• _Stated exercise_: Tally the lines holding the word "this" and state the count by itself.

• _Data excerpts_:
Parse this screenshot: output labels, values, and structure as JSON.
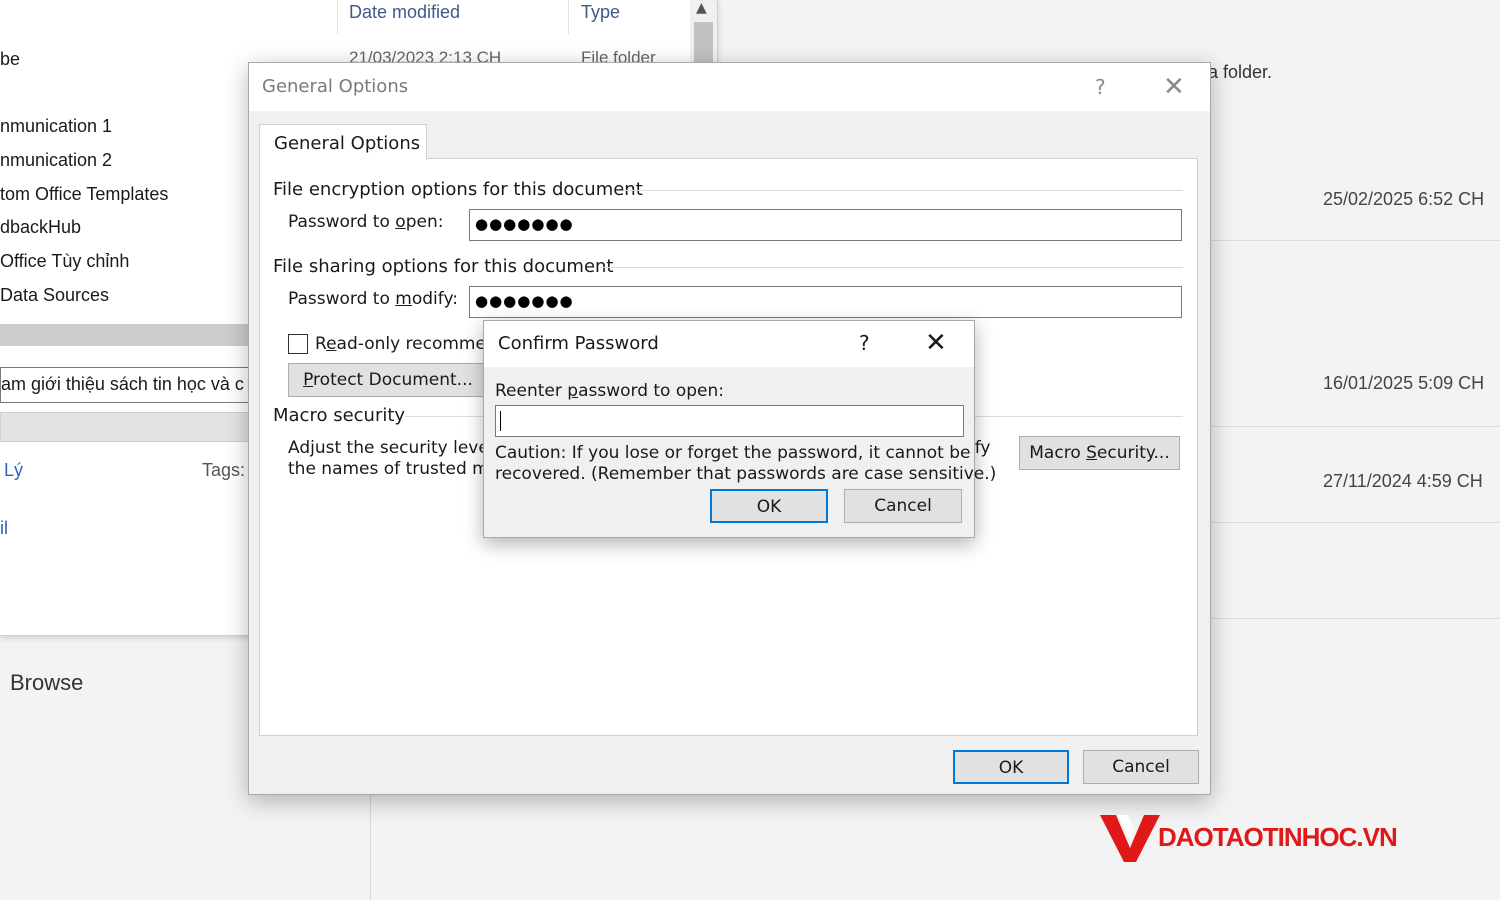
{
  "background": {
    "hint_text": "a folder.",
    "browse_label": "Browse",
    "recent_dates": [
      "25/02/2025 6:52 CH",
      "16/01/2025 5:09 CH",
      "27/11/2024 4:59 CH"
    ]
  },
  "explorer": {
    "columns": {
      "date_modified": "Date modified",
      "type": "Type"
    },
    "top_row": {
      "date": "21/03/2023 2:13 CH",
      "type": "File folder"
    },
    "nav_items": [
      "be",
      "nmunication 1",
      "nmunication 2",
      "tom Office Templates",
      "dbackHub",
      "Office Tùy chỉnh",
      "Data Sources"
    ],
    "file_name": "am giới thiệu sách tin học và c",
    "author_link": "Lý",
    "tags_label": "Tags:",
    "extra_link": "il"
  },
  "general_options": {
    "title": "General Options",
    "help_glyph": "?",
    "close_glyph": "✕",
    "tab_label": "General Options",
    "encryption_group": "File encryption options for this document",
    "password_open_label_pre": "Password to ",
    "password_open_label_u": "o",
    "password_open_label_post": "pen:",
    "password_open_value": "●●●●●●●",
    "sharing_group": "File sharing options for this document",
    "password_modify_label_pre": "Password to ",
    "password_modify_label_u": "m",
    "password_modify_label_post": "odify:",
    "password_modify_value": "●●●●●●●",
    "readonly_pre": "R",
    "readonly_u": "e",
    "readonly_post": "ad-only recommen",
    "protect_pre": "",
    "protect_u": "P",
    "protect_post": "rotect Document...",
    "macro_group": "Macro security",
    "macro_desc_line1": "Adjust the security level",
    "macro_desc_line1_tail": "ify",
    "macro_desc_line2": "the names of trusted ma",
    "macro_btn_pre": "Macro ",
    "macro_btn_u": "S",
    "macro_btn_post": "ecurity...",
    "ok_label": "OK",
    "cancel_label": "Cancel"
  },
  "confirm_password": {
    "title": "Confirm Password",
    "help_glyph": "?",
    "close_glyph": "✕",
    "reenter_pre": "Reenter ",
    "reenter_u": "p",
    "reenter_post": "assword to open:",
    "input_value": "",
    "caution_line1": "Caution: If you lose or forget the password, it cannot be",
    "caution_line2": "recovered. (Remember that passwords are case sensitive.)",
    "ok_label": "OK",
    "cancel_label": "Cancel"
  },
  "watermark": {
    "text": "DAOTAOTINHOC.VN",
    "color": "#e01818"
  }
}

• _Full output_: 3